Challenge -> Extract the full set of records that follows, word for word.

Records from a data collection:
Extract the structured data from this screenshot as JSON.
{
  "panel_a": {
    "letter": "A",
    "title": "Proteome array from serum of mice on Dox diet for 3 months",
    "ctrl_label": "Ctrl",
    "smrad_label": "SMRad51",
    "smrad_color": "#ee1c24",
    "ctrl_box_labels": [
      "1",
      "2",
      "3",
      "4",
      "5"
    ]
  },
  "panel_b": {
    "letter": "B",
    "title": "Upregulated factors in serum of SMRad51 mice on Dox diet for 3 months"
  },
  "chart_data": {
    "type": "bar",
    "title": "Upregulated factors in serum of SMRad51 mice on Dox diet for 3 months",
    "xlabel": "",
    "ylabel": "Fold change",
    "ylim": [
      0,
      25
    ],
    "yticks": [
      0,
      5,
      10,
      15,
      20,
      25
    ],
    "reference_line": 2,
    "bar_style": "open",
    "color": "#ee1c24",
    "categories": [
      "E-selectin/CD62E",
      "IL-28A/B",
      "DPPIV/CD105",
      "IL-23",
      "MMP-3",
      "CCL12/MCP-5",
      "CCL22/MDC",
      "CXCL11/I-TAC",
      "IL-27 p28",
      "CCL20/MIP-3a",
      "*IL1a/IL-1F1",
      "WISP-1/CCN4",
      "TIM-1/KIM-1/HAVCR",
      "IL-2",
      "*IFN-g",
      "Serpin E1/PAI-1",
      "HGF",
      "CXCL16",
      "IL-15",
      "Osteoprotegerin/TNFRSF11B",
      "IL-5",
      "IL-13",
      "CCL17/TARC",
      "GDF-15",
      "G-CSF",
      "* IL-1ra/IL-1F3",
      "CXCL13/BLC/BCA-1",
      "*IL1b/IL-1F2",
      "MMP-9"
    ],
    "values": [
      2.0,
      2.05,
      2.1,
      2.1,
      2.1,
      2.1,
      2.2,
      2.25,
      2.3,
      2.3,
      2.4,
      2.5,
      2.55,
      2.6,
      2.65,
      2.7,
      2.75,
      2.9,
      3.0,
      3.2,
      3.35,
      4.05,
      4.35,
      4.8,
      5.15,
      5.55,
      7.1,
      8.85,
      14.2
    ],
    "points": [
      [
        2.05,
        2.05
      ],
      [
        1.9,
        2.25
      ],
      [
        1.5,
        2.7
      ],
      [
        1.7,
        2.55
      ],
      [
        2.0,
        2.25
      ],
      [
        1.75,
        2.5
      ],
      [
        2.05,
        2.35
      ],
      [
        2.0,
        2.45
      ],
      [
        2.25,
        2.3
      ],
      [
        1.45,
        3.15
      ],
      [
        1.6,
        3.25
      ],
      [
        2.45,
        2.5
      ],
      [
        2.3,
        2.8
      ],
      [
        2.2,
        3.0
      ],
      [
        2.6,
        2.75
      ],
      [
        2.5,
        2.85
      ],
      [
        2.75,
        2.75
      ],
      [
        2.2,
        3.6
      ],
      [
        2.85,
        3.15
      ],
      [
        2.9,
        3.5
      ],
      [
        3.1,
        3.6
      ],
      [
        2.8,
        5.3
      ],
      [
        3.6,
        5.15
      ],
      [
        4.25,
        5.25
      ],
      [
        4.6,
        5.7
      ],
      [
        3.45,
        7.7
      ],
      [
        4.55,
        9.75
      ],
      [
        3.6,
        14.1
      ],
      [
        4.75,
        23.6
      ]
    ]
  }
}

Solution to the exercise ->
Extract the structured data from this screenshot as JSON.
{
  "panel_a": {
    "letter": "A",
    "title": "Proteome array from serum of mice on Dox diet for 3 months",
    "ctrl_label": "Ctrl",
    "smrad_label": "SMRad51",
    "smrad_color": "#ee1c24",
    "ctrl_box_labels": [
      "1",
      "2",
      "3",
      "4",
      "5"
    ]
  },
  "panel_b": {
    "letter": "B",
    "title": "Upregulated factors in serum of SMRad51 mice on Dox diet for 3 months"
  },
  "chart_data": {
    "type": "bar",
    "title": "Upregulated factors in serum of SMRad51 mice on Dox diet for 3 months",
    "xlabel": "",
    "ylabel": "Fold change",
    "ylim": [
      0,
      25
    ],
    "yticks": [
      0,
      5,
      10,
      15,
      20,
      25
    ],
    "reference_line": 2,
    "bar_style": "open",
    "color": "#ee1c24",
    "categories": [
      "E-selectin/CD62E",
      "IL-28A/B",
      "DPPIV/CD105",
      "IL-23",
      "MMP-3",
      "CCL12/MCP-5",
      "CCL22/MDC",
      "CXCL11/I-TAC",
      "IL-27 p28",
      "CCL20/MIP-3a",
      "*IL1a/IL-1F1",
      "WISP-1/CCN4",
      "TIM-1/KIM-1/HAVCR",
      "IL-2",
      "*IFN-g",
      "Serpin E1/PAI-1",
      "HGF",
      "CXCL16",
      "IL-15",
      "Osteoprotegerin/TNFRSF11B",
      "IL-5",
      "IL-13",
      "CCL17/TARC",
      "GDF-15",
      "G-CSF",
      "* IL-1ra/IL-1F3",
      "CXCL13/BLC/BCA-1",
      "*IL1b/IL-1F2",
      "MMP-9"
    ],
    "values": [
      2.0,
      2.05,
      2.1,
      2.1,
      2.1,
      2.1,
      2.2,
      2.25,
      2.3,
      2.3,
      2.4,
      2.5,
      2.55,
      2.6,
      2.65,
      2.7,
      2.75,
      2.9,
      3.0,
      3.2,
      3.35,
      4.05,
      4.35,
      4.8,
      5.15,
      5.55,
      7.1,
      8.85,
      14.2
    ],
    "points": [
      [
        2.05,
        2.05
      ],
      [
        1.9,
        2.25
      ],
      [
        1.5,
        2.7
      ],
      [
        1.7,
        2.55
      ],
      [
        2.0,
        2.25
      ],
      [
        1.75,
        2.5
      ],
      [
        2.05,
        2.35
      ],
      [
        2.0,
        2.45
      ],
      [
        2.25,
        2.3
      ],
      [
        1.45,
        3.15
      ],
      [
        1.6,
        3.25
      ],
      [
        2.45,
        2.5
      ],
      [
        2.3,
        2.8
      ],
      [
        2.2,
        3.0
      ],
      [
        2.6,
        2.75
      ],
      [
        2.5,
        2.85
      ],
      [
        2.75,
        2.75
      ],
      [
        2.2,
        3.6
      ],
      [
        2.85,
        3.15
      ],
      [
        2.9,
        3.5
      ],
      [
        3.1,
        3.6
      ],
      [
        2.8,
        5.3
      ],
      [
        3.6,
        5.15
      ],
      [
        4.25,
        5.25
      ],
      [
        4.6,
        5.7
      ],
      [
        3.45,
        7.7
      ],
      [
        4.55,
        9.75
      ],
      [
        3.6,
        14.1
      ],
      [
        4.75,
        23.6
      ]
    ]
  }
}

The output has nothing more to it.